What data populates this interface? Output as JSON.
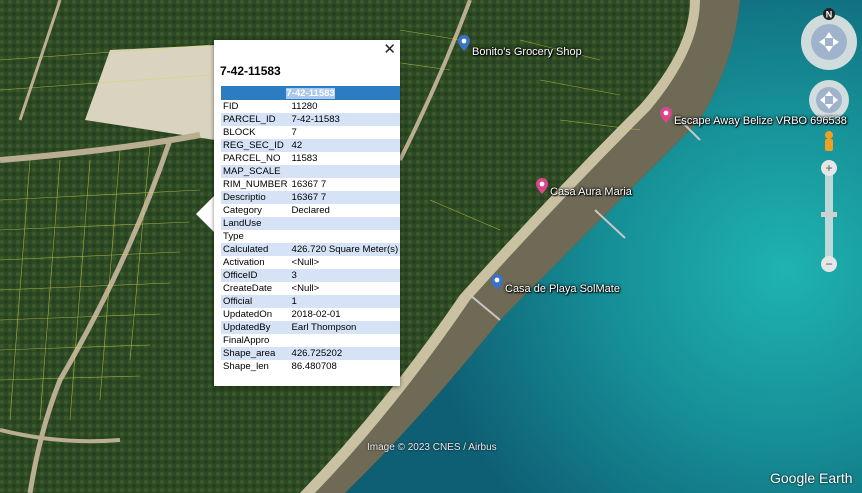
{
  "map": {
    "places": [
      {
        "name": "Bonito's Grocery Shop",
        "pin": "blue-pin-icon"
      },
      {
        "name": "Escape Away Belize VRBO 696538",
        "pin": "pink-pin-icon"
      },
      {
        "name": "Casa Aura Maria",
        "pin": "pink-pin-icon"
      },
      {
        "name": "Casa de Playa SolMate",
        "pin": "blue-pin-icon"
      }
    ],
    "credit": "Image © 2023 CNES / Airbus",
    "brand": "Google Earth",
    "compass_letter": "N"
  },
  "popup": {
    "title": "7-42-11583",
    "close_glyph": "✕",
    "table_header": "7-42-11583",
    "rows": [
      {
        "key": "FID",
        "value": "11280"
      },
      {
        "key": "PARCEL_ID",
        "value": "7-42-11583"
      },
      {
        "key": "BLOCK",
        "value": "7"
      },
      {
        "key": "REG_SEC_ID",
        "value": "42"
      },
      {
        "key": "PARCEL_NO",
        "value": "11583"
      },
      {
        "key": "MAP_SCALE",
        "value": ""
      },
      {
        "key": "RIM_NUMBER",
        "value": "16367 7"
      },
      {
        "key": "Descriptio",
        "value": "16367 7"
      },
      {
        "key": "Category",
        "value": "Declared"
      },
      {
        "key": "LandUse",
        "value": ""
      },
      {
        "key": "Type",
        "value": ""
      },
      {
        "key": "Calculated",
        "value": "426.720 Square Meter(s)"
      },
      {
        "key": "Activation",
        "value": "<Null>"
      },
      {
        "key": "OfficeID",
        "value": "3"
      },
      {
        "key": "CreateDate",
        "value": "<Null>"
      },
      {
        "key": "Official",
        "value": "1"
      },
      {
        "key": "UpdatedOn",
        "value": "2018-02-01"
      },
      {
        "key": "UpdatedBy",
        "value": "Earl Thompson"
      },
      {
        "key": "FinalAppro",
        "value": ""
      },
      {
        "key": "Shape_area",
        "value": "426.725202"
      },
      {
        "key": "Shape_len",
        "value": "86.480708"
      }
    ]
  },
  "colors": {
    "pin_blue": "#3b73c4",
    "pin_pink": "#d9468c",
    "header_blue": "#2c7cc1",
    "row_alt": "#d6e2f5"
  }
}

···

__Stated problem__
Quote the records in full and exactly; skip any image.

__Worked answer__
What data populates this interface? Output as JSON.
{
  "map": {
    "places": [
      {
        "name": "Bonito's Grocery Shop",
        "pin": "blue-pin-icon"
      },
      {
        "name": "Escape Away Belize VRBO 696538",
        "pin": "pink-pin-icon"
      },
      {
        "name": "Casa Aura Maria",
        "pin": "pink-pin-icon"
      },
      {
        "name": "Casa de Playa SolMate",
        "pin": "blue-pin-icon"
      }
    ],
    "credit": "Image © 2023 CNES / Airbus",
    "brand": "Google Earth",
    "compass_letter": "N"
  },
  "popup": {
    "title": "7-42-11583",
    "close_glyph": "✕",
    "table_header": "7-42-11583",
    "rows": [
      {
        "key": "FID",
        "value": "11280"
      },
      {
        "key": "PARCEL_ID",
        "value": "7-42-11583"
      },
      {
        "key": "BLOCK",
        "value": "7"
      },
      {
        "key": "REG_SEC_ID",
        "value": "42"
      },
      {
        "key": "PARCEL_NO",
        "value": "11583"
      },
      {
        "key": "MAP_SCALE",
        "value": ""
      },
      {
        "key": "RIM_NUMBER",
        "value": "16367 7"
      },
      {
        "key": "Descriptio",
        "value": "16367 7"
      },
      {
        "key": "Category",
        "value": "Declared"
      },
      {
        "key": "LandUse",
        "value": ""
      },
      {
        "key": "Type",
        "value": ""
      },
      {
        "key": "Calculated",
        "value": "426.720 Square Meter(s)"
      },
      {
        "key": "Activation",
        "value": "<Null>"
      },
      {
        "key": "OfficeID",
        "value": "3"
      },
      {
        "key": "CreateDate",
        "value": "<Null>"
      },
      {
        "key": "Official",
        "value": "1"
      },
      {
        "key": "UpdatedOn",
        "value": "2018-02-01"
      },
      {
        "key": "UpdatedBy",
        "value": "Earl Thompson"
      },
      {
        "key": "FinalAppro",
        "value": ""
      },
      {
        "key": "Shape_area",
        "value": "426.725202"
      },
      {
        "key": "Shape_len",
        "value": "86.480708"
      }
    ]
  },
  "colors": {
    "pin_blue": "#3b73c4",
    "pin_pink": "#d9468c",
    "header_blue": "#2c7cc1",
    "row_alt": "#d6e2f5"
  }
}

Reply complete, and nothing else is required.